-- START OF Provided data --
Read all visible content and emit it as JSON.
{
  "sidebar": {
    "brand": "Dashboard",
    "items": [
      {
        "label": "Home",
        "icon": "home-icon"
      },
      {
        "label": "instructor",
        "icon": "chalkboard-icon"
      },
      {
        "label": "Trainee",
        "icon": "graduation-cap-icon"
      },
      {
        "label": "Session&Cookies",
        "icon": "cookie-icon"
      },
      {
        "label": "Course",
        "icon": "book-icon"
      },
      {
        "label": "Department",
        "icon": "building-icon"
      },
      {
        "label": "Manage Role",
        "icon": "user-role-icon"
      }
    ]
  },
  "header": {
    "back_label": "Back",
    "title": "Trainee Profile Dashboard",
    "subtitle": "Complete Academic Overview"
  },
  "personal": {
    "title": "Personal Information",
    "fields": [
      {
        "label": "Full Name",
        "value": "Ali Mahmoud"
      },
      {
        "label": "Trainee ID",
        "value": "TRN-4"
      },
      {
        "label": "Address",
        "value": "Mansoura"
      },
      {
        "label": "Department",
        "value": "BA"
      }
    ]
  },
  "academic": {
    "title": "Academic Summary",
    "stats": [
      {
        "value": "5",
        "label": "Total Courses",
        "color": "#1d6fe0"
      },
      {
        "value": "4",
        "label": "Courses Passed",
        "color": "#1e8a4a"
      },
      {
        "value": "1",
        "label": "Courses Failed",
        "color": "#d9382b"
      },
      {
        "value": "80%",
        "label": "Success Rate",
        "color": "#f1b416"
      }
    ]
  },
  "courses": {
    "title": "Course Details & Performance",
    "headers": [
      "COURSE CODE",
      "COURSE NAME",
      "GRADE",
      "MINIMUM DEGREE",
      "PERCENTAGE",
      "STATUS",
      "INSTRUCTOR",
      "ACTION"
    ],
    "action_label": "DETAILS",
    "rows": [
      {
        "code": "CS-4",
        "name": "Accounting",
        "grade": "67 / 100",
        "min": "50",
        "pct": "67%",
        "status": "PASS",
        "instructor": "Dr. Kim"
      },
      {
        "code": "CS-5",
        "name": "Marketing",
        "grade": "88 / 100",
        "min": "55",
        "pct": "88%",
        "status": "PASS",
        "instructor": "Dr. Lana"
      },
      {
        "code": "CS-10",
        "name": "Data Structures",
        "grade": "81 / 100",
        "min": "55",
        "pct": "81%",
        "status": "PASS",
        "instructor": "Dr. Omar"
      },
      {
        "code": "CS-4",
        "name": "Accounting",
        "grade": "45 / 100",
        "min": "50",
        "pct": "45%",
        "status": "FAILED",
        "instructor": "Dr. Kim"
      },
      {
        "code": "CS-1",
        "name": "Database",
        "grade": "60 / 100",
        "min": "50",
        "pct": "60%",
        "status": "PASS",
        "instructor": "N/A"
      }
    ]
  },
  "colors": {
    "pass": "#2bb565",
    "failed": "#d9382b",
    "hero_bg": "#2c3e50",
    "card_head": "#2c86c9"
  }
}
-- END OF Provided data --
§ The request
Copy out the full set of records precisely, leaving nothing out.

§ The completed task
Read all visible content and emit it as JSON.
{
  "sidebar": {
    "brand": "Dashboard",
    "items": [
      {
        "label": "Home",
        "icon": "home-icon"
      },
      {
        "label": "instructor",
        "icon": "chalkboard-icon"
      },
      {
        "label": "Trainee",
        "icon": "graduation-cap-icon"
      },
      {
        "label": "Session&Cookies",
        "icon": "cookie-icon"
      },
      {
        "label": "Course",
        "icon": "book-icon"
      },
      {
        "label": "Department",
        "icon": "building-icon"
      },
      {
        "label": "Manage Role",
        "icon": "user-role-icon"
      }
    ]
  },
  "header": {
    "back_label": "Back",
    "title": "Trainee Profile Dashboard",
    "subtitle": "Complete Academic Overview"
  },
  "personal": {
    "title": "Personal Information",
    "fields": [
      {
        "label": "Full Name",
        "value": "Ali Mahmoud"
      },
      {
        "label": "Trainee ID",
        "value": "TRN-4"
      },
      {
        "label": "Address",
        "value": "Mansoura"
      },
      {
        "label": "Department",
        "value": "BA"
      }
    ]
  },
  "academic": {
    "title": "Academic Summary",
    "stats": [
      {
        "value": "5",
        "label": "Total Courses",
        "color": "#1d6fe0"
      },
      {
        "value": "4",
        "label": "Courses Passed",
        "color": "#1e8a4a"
      },
      {
        "value": "1",
        "label": "Courses Failed",
        "color": "#d9382b"
      },
      {
        "value": "80%",
        "label": "Success Rate",
        "color": "#f1b416"
      }
    ]
  },
  "courses": {
    "title": "Course Details & Performance",
    "headers": [
      "COURSE CODE",
      "COURSE NAME",
      "GRADE",
      "MINIMUM DEGREE",
      "PERCENTAGE",
      "STATUS",
      "INSTRUCTOR",
      "ACTION"
    ],
    "action_label": "DETAILS",
    "rows": [
      {
        "code": "CS-4",
        "name": "Accounting",
        "grade": "67 / 100",
        "min": "50",
        "pct": "67%",
        "status": "PASS",
        "instructor": "Dr. Kim"
      },
      {
        "code": "CS-5",
        "name": "Marketing",
        "grade": "88 / 100",
        "min": "55",
        "pct": "88%",
        "status": "PASS",
        "instructor": "Dr. Lana"
      },
      {
        "code": "CS-10",
        "name": "Data Structures",
        "grade": "81 / 100",
        "min": "55",
        "pct": "81%",
        "status": "PASS",
        "instructor": "Dr. Omar"
      },
      {
        "code": "CS-4",
        "name": "Accounting",
        "grade": "45 / 100",
        "min": "50",
        "pct": "45%",
        "status": "FAILED",
        "instructor": "Dr. Kim"
      },
      {
        "code": "CS-1",
        "name": "Database",
        "grade": "60 / 100",
        "min": "50",
        "pct": "60%",
        "status": "PASS",
        "instructor": "N/A"
      }
    ]
  },
  "colors": {
    "pass": "#2bb565",
    "failed": "#d9382b",
    "hero_bg": "#2c3e50",
    "card_head": "#2c86c9"
  }
}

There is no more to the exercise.